Please work out how many lines in the material contain "color" and give only that figure.

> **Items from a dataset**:
****************************************

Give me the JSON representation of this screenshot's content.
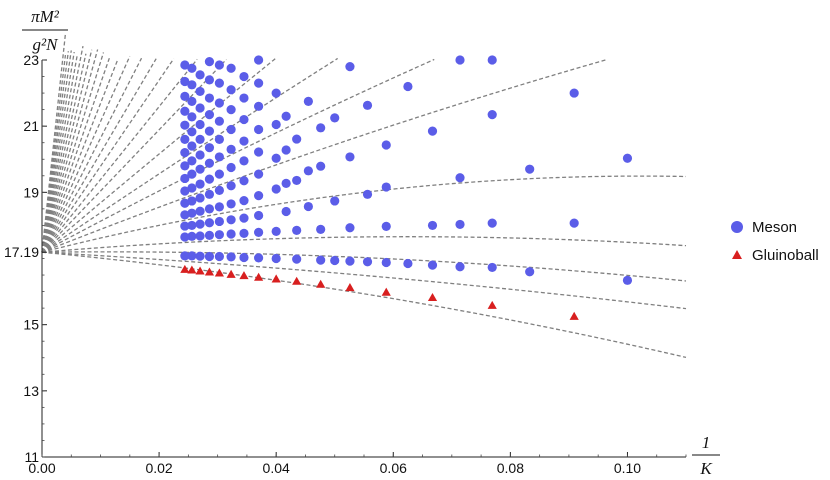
{
  "chart_data": {
    "type": "scatter",
    "x_ticks": [
      "0.00",
      "0.02",
      "0.04",
      "0.06",
      "0.08",
      "0.10"
    ],
    "y_ticks": [
      "11",
      "13",
      "15",
      "17.19",
      "19",
      "21",
      "23"
    ],
    "xlim": [
      0,
      0.11
    ],
    "ylim": [
      11,
      23
    ],
    "y_intercept": 17.19,
    "xlabel": {
      "numerator": "1",
      "denominator": "K"
    },
    "ylabel": {
      "numerator": "πM²",
      "denominator": "g²N"
    },
    "legend_position": "right",
    "series": [
      {
        "name": "Meson",
        "marker": "circle",
        "color": "#5b5de8",
        "points": [
          [
            0.1,
            16.34
          ],
          [
            0.0909,
            18.07
          ],
          [
            0.0909,
            22.0
          ],
          [
            0.1,
            20.03
          ],
          [
            0.0833,
            16.6
          ],
          [
            0.0833,
            19.7
          ],
          [
            0.0769,
            16.73
          ],
          [
            0.0769,
            18.07
          ],
          [
            0.0769,
            21.35
          ],
          [
            0.0769,
            23.0
          ],
          [
            0.0714,
            16.75
          ],
          [
            0.0714,
            18.03
          ],
          [
            0.0714,
            19.44
          ],
          [
            0.0714,
            23.0
          ],
          [
            0.0667,
            16.8
          ],
          [
            0.0667,
            18.0
          ],
          [
            0.0667,
            20.85
          ],
          [
            0.0625,
            16.85
          ],
          [
            0.0625,
            22.2
          ],
          [
            0.0588,
            16.88
          ],
          [
            0.0588,
            17.97
          ],
          [
            0.0588,
            19.16
          ],
          [
            0.0588,
            20.43
          ],
          [
            0.0556,
            16.9
          ],
          [
            0.0556,
            18.94
          ],
          [
            0.0556,
            21.63
          ],
          [
            0.0526,
            16.92
          ],
          [
            0.0526,
            17.93
          ],
          [
            0.0526,
            20.07
          ],
          [
            0.0526,
            22.8
          ],
          [
            0.05,
            16.94
          ],
          [
            0.05,
            18.74
          ],
          [
            0.05,
            21.25
          ],
          [
            0.0476,
            16.95
          ],
          [
            0.0476,
            17.88
          ],
          [
            0.0476,
            19.79
          ],
          [
            0.0476,
            20.95
          ],
          [
            0.0455,
            18.57
          ],
          [
            0.0455,
            19.65
          ],
          [
            0.0455,
            21.75
          ],
          [
            0.0435,
            16.98
          ],
          [
            0.0435,
            17.85
          ],
          [
            0.0435,
            19.36
          ],
          [
            0.0435,
            20.61
          ],
          [
            0.0417,
            18.42
          ],
          [
            0.0417,
            19.27
          ],
          [
            0.0417,
            20.28
          ],
          [
            0.0417,
            21.3
          ],
          [
            0.04,
            17.0
          ],
          [
            0.04,
            17.82
          ],
          [
            0.04,
            19.1
          ],
          [
            0.04,
            20.03
          ],
          [
            0.04,
            21.05
          ],
          [
            0.04,
            22.0
          ],
          [
            0.037,
            17.02
          ],
          [
            0.037,
            17.79
          ],
          [
            0.037,
            18.3
          ],
          [
            0.037,
            18.9
          ],
          [
            0.037,
            19.55
          ],
          [
            0.037,
            20.22
          ],
          [
            0.037,
            20.9
          ],
          [
            0.037,
            21.6
          ],
          [
            0.037,
            22.3
          ],
          [
            0.037,
            23.0
          ],
          [
            0.0345,
            17.03
          ],
          [
            0.0345,
            17.76
          ],
          [
            0.0345,
            18.22
          ],
          [
            0.0345,
            18.75
          ],
          [
            0.0345,
            19.35
          ],
          [
            0.0345,
            19.95
          ],
          [
            0.0345,
            20.55
          ],
          [
            0.0345,
            21.2
          ],
          [
            0.0345,
            21.85
          ],
          [
            0.0345,
            22.5
          ],
          [
            0.0323,
            17.05
          ],
          [
            0.0323,
            17.74
          ],
          [
            0.0323,
            18.17
          ],
          [
            0.0323,
            18.65
          ],
          [
            0.0323,
            19.2
          ],
          [
            0.0323,
            19.75
          ],
          [
            0.0323,
            20.3
          ],
          [
            0.0323,
            20.9
          ],
          [
            0.0323,
            21.5
          ],
          [
            0.0323,
            22.1
          ],
          [
            0.0323,
            22.75
          ],
          [
            0.0303,
            17.06
          ],
          [
            0.0303,
            17.72
          ],
          [
            0.0303,
            18.12
          ],
          [
            0.0303,
            18.56
          ],
          [
            0.0303,
            19.06
          ],
          [
            0.0303,
            19.55
          ],
          [
            0.0303,
            20.07
          ],
          [
            0.0303,
            20.6
          ],
          [
            0.0303,
            21.15
          ],
          [
            0.0303,
            21.7
          ],
          [
            0.0303,
            22.3
          ],
          [
            0.0303,
            22.85
          ],
          [
            0.0286,
            17.06
          ],
          [
            0.0286,
            17.7
          ],
          [
            0.0286,
            18.08
          ],
          [
            0.0286,
            18.5
          ],
          [
            0.0286,
            18.94
          ],
          [
            0.0286,
            19.4
          ],
          [
            0.0286,
            19.88
          ],
          [
            0.0286,
            20.35
          ],
          [
            0.0286,
            20.85
          ],
          [
            0.0286,
            21.35
          ],
          [
            0.0286,
            21.85
          ],
          [
            0.0286,
            22.4
          ],
          [
            0.0286,
            22.95
          ],
          [
            0.027,
            17.07
          ],
          [
            0.027,
            17.68
          ],
          [
            0.027,
            18.04
          ],
          [
            0.027,
            18.43
          ],
          [
            0.027,
            18.83
          ],
          [
            0.027,
            19.25
          ],
          [
            0.027,
            19.7
          ],
          [
            0.027,
            20.13
          ],
          [
            0.027,
            20.6
          ],
          [
            0.027,
            21.05
          ],
          [
            0.027,
            21.55
          ],
          [
            0.027,
            22.05
          ],
          [
            0.027,
            22.55
          ],
          [
            0.0256,
            17.08
          ],
          [
            0.0256,
            17.67
          ],
          [
            0.0256,
            18.0
          ],
          [
            0.0256,
            18.37
          ],
          [
            0.0256,
            18.74
          ],
          [
            0.0256,
            19.13
          ],
          [
            0.0256,
            19.55
          ],
          [
            0.0256,
            19.95
          ],
          [
            0.0256,
            20.4
          ],
          [
            0.0256,
            20.83
          ],
          [
            0.0256,
            21.28
          ],
          [
            0.0256,
            21.75
          ],
          [
            0.0256,
            22.25
          ],
          [
            0.0256,
            22.75
          ],
          [
            0.0244,
            17.08
          ],
          [
            0.0244,
            17.65
          ],
          [
            0.0244,
            17.98
          ],
          [
            0.0244,
            18.32
          ],
          [
            0.0244,
            18.67
          ],
          [
            0.0244,
            19.04
          ],
          [
            0.0244,
            19.42
          ],
          [
            0.0244,
            19.8
          ],
          [
            0.0244,
            20.2
          ],
          [
            0.0244,
            20.6
          ],
          [
            0.0244,
            21.03
          ],
          [
            0.0244,
            21.45
          ],
          [
            0.0244,
            21.9
          ],
          [
            0.0244,
            22.35
          ],
          [
            0.0244,
            22.85
          ]
        ]
      },
      {
        "name": "Gluinoball",
        "marker": "triangle",
        "color": "#d81f1f",
        "points": [
          [
            0.0909,
            15.25
          ],
          [
            0.0769,
            15.58
          ],
          [
            0.0667,
            15.82
          ],
          [
            0.0588,
            15.98
          ],
          [
            0.0526,
            16.12
          ],
          [
            0.0476,
            16.22
          ],
          [
            0.0435,
            16.31
          ],
          [
            0.04,
            16.38
          ],
          [
            0.037,
            16.43
          ],
          [
            0.0345,
            16.48
          ],
          [
            0.0323,
            16.52
          ],
          [
            0.0303,
            16.56
          ],
          [
            0.0286,
            16.59
          ],
          [
            0.027,
            16.62
          ],
          [
            0.0256,
            16.65
          ],
          [
            0.0244,
            16.67
          ]
        ]
      }
    ],
    "fit_curves": {
      "style": "dashed",
      "color": "#808080",
      "from": [
        0,
        17.19
      ],
      "coefficients": [
        [
          -16.8,
          -110
        ],
        [
          -10,
          -50
        ],
        [
          2,
          -90
        ],
        [
          15,
          -120
        ],
        [
          45,
          -220
        ],
        [
          70,
          -100
        ],
        [
          95,
          -120
        ],
        [
          120,
          -80
        ],
        [
          150,
          -80
        ],
        [
          185,
          0
        ],
        [
          220,
          0
        ],
        [
          260,
          0
        ],
        [
          300,
          0
        ],
        [
          345,
          0
        ],
        [
          395,
          0
        ],
        [
          450,
          0
        ],
        [
          510,
          0
        ],
        [
          575,
          0
        ],
        [
          645,
          0
        ],
        [
          720,
          0
        ],
        [
          800,
          0
        ],
        [
          890,
          0
        ],
        [
          990,
          0
        ],
        [
          1100,
          0
        ],
        [
          1220,
          0
        ],
        [
          1350,
          0
        ],
        [
          1490,
          0
        ],
        [
          1650,
          0
        ]
      ]
    }
  }
}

****************************************

> **Exercise result**:
3